**Directive**
Extract all lines containing "automatically".

**Information given**
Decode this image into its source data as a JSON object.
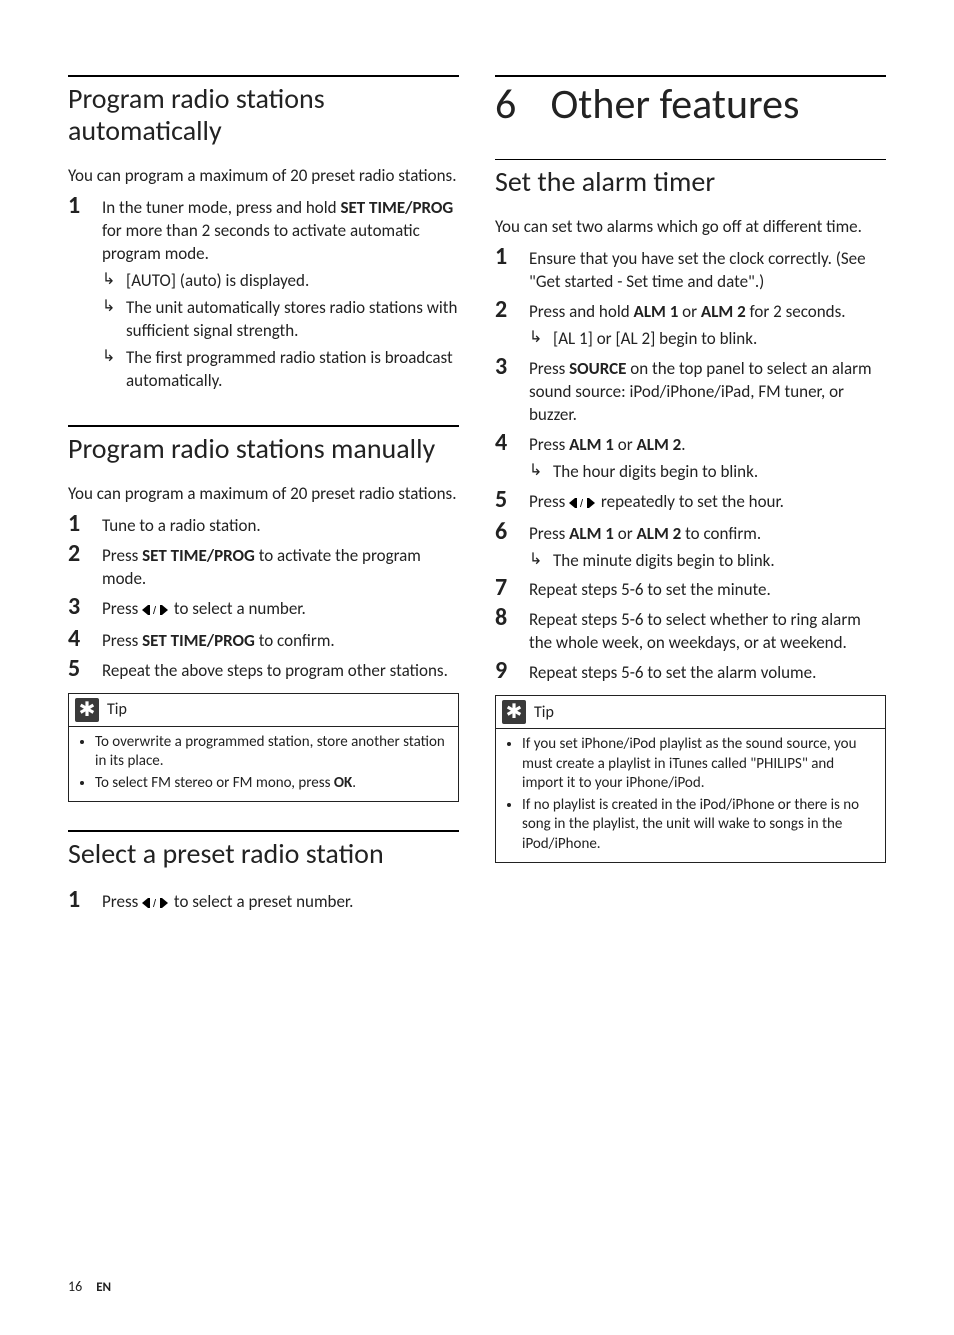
{
  "left": {
    "sec1": {
      "heading": "Program radio stations automatically",
      "intro": "You can program a maximum of 20 preset radio stations.",
      "step1_a": "In the tuner mode, press and hold ",
      "step1_btn": "SET TIME/PROG",
      "step1_b": " for more than 2 seconds to activate automatic program mode.",
      "sub1": "[AUTO] (auto) is displayed.",
      "sub2": "The unit automatically stores radio stations with sufficient signal strength.",
      "sub3": "The first programmed radio station is broadcast automatically."
    },
    "sec2": {
      "heading": "Program radio stations manually",
      "intro": "You can program a maximum of 20 preset radio stations.",
      "step1": "Tune to a radio station.",
      "step2_a": "Press ",
      "step2_btn": "SET TIME/PROG",
      "step2_b": " to activate the program mode.",
      "step3_a": "Press ",
      "step3_b": " to select a number.",
      "step4_a": "Press ",
      "step4_btn": "SET TIME/PROG",
      "step4_b": " to confirm.",
      "step5": "Repeat the above steps to program other stations.",
      "tip_label": "Tip",
      "tip1": "To overwrite a programmed station, store another station in its place.",
      "tip2_a": "To select FM stereo or FM mono, press ",
      "tip2_btn": "OK",
      "tip2_b": "."
    },
    "sec3": {
      "heading": "Select a preset radio station",
      "step1_a": "Press ",
      "step1_b": " to select a preset number."
    }
  },
  "right": {
    "chapter_num": "6",
    "chapter_title": "Other features",
    "sec1": {
      "heading": "Set the alarm timer",
      "intro": "You can set two alarms which go off at different time.",
      "step1": "Ensure that you have set the clock correctly. (See \"Get started - Set time and date\".)",
      "step2_a": "Press and hold ",
      "step2_btn1": "ALM 1",
      "step2_mid": " or ",
      "step2_btn2": "ALM 2",
      "step2_b": " for 2 seconds.",
      "step2_sub": "[AL 1] or [AL 2] begin to blink.",
      "step3_a": "Press ",
      "step3_btn": "SOURCE",
      "step3_b": " on the top panel to select an alarm sound source: iPod/iPhone/iPad, FM tuner, or buzzer.",
      "step4_a": "Press ",
      "step4_btn1": "ALM 1",
      "step4_mid": " or ",
      "step4_btn2": "ALM 2",
      "step4_b": ".",
      "step4_sub": "The hour digits begin to blink.",
      "step5_a": "Press ",
      "step5_b": " repeatedly to set the hour.",
      "step6_a": "Press ",
      "step6_btn1": "ALM 1",
      "step6_mid": " or ",
      "step6_btn2": "ALM 2",
      "step6_b": " to confirm.",
      "step6_sub": "The minute digits begin to blink.",
      "step7": "Repeat steps 5-6 to set the minute.",
      "step8": "Repeat steps 5-6 to select whether to ring alarm the whole week, on weekdays, or at weekend.",
      "step9": "Repeat steps 5-6 to set the alarm volume.",
      "tip_label": "Tip",
      "tip1": "If you set iPhone/iPod playlist as the sound source, you must create a playlist in iTunes called \"PHILIPS\" and import it to your iPhone/iPod.",
      "tip2": "If no playlist is created in the iPod/iPhone or there is no song in the playlist, the unit will wake to songs in the iPod/iPhone."
    }
  },
  "footer": {
    "page": "16",
    "lang": "EN"
  }
}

**Result of the exercise**
      "heading": "Program radio stations automatically",
      "sub2": "The unit automatically stores radio stations with sufficient signal strength.",
      "sub3": "The first programmed radio station is broadcast automatically."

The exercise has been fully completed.